Copy every line from the data below in which the string "Большая" can be found.

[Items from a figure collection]
--------------------------------------------------

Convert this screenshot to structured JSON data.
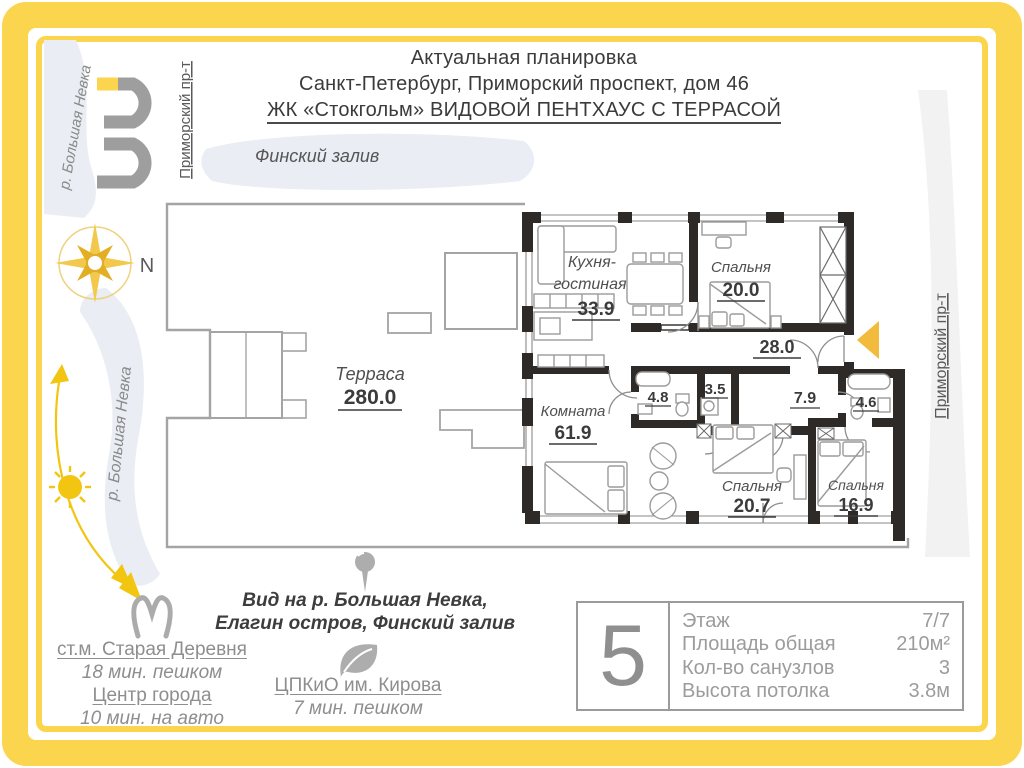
{
  "title": {
    "line1": "Актуальная планировка",
    "line2": "Санкт-Петербург, Приморский проспект, дом 46",
    "line3": "ЖК «Стокгольм» ВИДОВОЙ ПЕНТХАУС С ТЕРРАСОЙ"
  },
  "map_labels": {
    "gulf": "Финский залив",
    "river_top": "р. Большая Невка",
    "river_left": "р. Большая Невка",
    "avenue_left": "Приморский пр-т",
    "avenue_right": "Приморский пр-т",
    "compass_north": "N"
  },
  "plan": {
    "terrace": {
      "name": "Терраса",
      "area": "280.0"
    },
    "kitchen": {
      "name_line1": "Кухня-",
      "name_line2": "гостиная",
      "area": "33.9"
    },
    "bedroom1": {
      "name": "Спальня",
      "area": "20.0"
    },
    "hall": {
      "area": "28.0"
    },
    "closet": {
      "area": "3.5"
    },
    "bath1": {
      "area": "4.8"
    },
    "hall2": {
      "area": "7.9"
    },
    "bath2": {
      "area": "4.6"
    },
    "room": {
      "name": "Комната",
      "area": "61.9"
    },
    "bedroom2": {
      "name": "Спальня",
      "area": "20.7"
    },
    "bedroom3": {
      "name": "Спальня",
      "area": "16.9"
    }
  },
  "view_note": {
    "line1": "Вид на р. Большая Невка,",
    "line2": "Елагин остров, Финский залив"
  },
  "transport": {
    "metro_station": "ст.м. Старая Деревня",
    "metro_time": "18 мин. пешком",
    "center": "Центр города",
    "center_time": "10 мин. на авто",
    "park": "ЦПКиО им. Кирова",
    "park_time": "7 мин. пешком"
  },
  "info": {
    "big_number": "5",
    "row1_label": "Этаж",
    "row1_value": "7/7",
    "row2_label": "Площадь общая",
    "row2_value": "210м²",
    "row3_label": "Кол-во санузлов",
    "row3_value": "3",
    "row4_label": "Высота потолка",
    "row4_value": "3.8м"
  },
  "colors": {
    "frame_yellow": "#FBD54E",
    "accent_gold": "#F2BB3D",
    "wall_black": "#2E2A27",
    "water_blue": "#EAEDF3",
    "road_gray": "#F2F2F2",
    "gray_text": "#8E8E8E",
    "dark_text": "#3B3B3B"
  }
}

--------------------------------------------------

» WRITTEN ANSWER:
    "river_top": "р. Большая Невка",
    "river_left": "р. Большая Невка",
    "line1": "Вид на р. Большая Невка,",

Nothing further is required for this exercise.